§ Exercise
Search the material for the string "Display" and copy each line where it occurs.

↓↓↓

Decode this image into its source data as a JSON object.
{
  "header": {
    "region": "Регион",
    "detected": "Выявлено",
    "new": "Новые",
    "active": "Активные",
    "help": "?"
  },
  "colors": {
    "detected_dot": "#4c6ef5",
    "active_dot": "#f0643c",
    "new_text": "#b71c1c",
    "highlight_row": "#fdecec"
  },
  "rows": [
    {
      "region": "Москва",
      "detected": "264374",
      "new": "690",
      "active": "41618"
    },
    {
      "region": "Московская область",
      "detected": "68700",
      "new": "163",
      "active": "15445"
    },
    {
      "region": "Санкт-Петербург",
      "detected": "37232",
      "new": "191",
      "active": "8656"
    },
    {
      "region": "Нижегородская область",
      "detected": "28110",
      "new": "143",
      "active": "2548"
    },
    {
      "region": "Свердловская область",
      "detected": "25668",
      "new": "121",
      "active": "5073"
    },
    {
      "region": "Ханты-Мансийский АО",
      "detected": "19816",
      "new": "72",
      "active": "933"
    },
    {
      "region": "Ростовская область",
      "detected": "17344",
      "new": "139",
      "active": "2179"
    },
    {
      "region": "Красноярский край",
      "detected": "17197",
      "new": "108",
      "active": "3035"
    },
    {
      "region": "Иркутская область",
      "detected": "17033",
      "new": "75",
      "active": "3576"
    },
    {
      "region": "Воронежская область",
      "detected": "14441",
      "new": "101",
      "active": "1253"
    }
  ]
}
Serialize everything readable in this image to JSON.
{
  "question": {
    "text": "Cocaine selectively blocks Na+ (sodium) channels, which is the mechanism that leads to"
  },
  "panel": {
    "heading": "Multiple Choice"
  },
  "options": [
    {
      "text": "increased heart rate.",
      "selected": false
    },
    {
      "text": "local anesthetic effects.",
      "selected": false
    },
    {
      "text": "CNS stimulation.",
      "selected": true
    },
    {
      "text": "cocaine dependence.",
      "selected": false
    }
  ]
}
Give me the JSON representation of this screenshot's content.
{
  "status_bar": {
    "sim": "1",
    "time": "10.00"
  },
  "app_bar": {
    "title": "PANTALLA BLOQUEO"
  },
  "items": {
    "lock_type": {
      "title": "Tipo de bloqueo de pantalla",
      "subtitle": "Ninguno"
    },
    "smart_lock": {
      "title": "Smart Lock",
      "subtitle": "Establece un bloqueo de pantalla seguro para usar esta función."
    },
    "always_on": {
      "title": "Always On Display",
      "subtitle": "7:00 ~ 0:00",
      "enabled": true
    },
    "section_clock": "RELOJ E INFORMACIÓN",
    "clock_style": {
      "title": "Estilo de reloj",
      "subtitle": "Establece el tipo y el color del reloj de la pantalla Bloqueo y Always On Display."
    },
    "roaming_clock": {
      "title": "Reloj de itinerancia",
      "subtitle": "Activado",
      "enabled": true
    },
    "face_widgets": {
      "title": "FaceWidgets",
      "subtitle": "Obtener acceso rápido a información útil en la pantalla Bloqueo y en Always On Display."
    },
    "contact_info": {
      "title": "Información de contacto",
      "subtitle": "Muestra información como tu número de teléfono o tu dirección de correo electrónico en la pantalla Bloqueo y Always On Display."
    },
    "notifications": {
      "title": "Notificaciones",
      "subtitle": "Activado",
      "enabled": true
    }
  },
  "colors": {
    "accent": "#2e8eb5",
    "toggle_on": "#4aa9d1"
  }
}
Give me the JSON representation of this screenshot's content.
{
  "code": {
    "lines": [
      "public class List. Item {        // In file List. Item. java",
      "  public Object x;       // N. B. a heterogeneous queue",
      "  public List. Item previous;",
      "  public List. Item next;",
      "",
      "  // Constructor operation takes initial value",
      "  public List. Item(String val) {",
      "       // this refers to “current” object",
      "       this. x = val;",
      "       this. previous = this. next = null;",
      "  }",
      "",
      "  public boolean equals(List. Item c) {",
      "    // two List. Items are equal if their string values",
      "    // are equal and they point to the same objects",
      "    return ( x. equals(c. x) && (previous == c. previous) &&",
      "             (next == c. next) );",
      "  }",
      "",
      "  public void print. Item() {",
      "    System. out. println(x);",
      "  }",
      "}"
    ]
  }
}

↑↑↑

§ Result of the exercise
      "title": "Always On Display",
      "subtitle": "Establece el tipo y el color del reloj de la pantalla Bloqueo y Always On Display."
      "subtitle": "Obtener acceso rápido a información útil en la pantalla Bloqueo y en Always On Display."
      "subtitle": "Muestra información como tu número de teléfono o tu dirección de correo electrónico en la pantalla Bloqueo y Always On Display."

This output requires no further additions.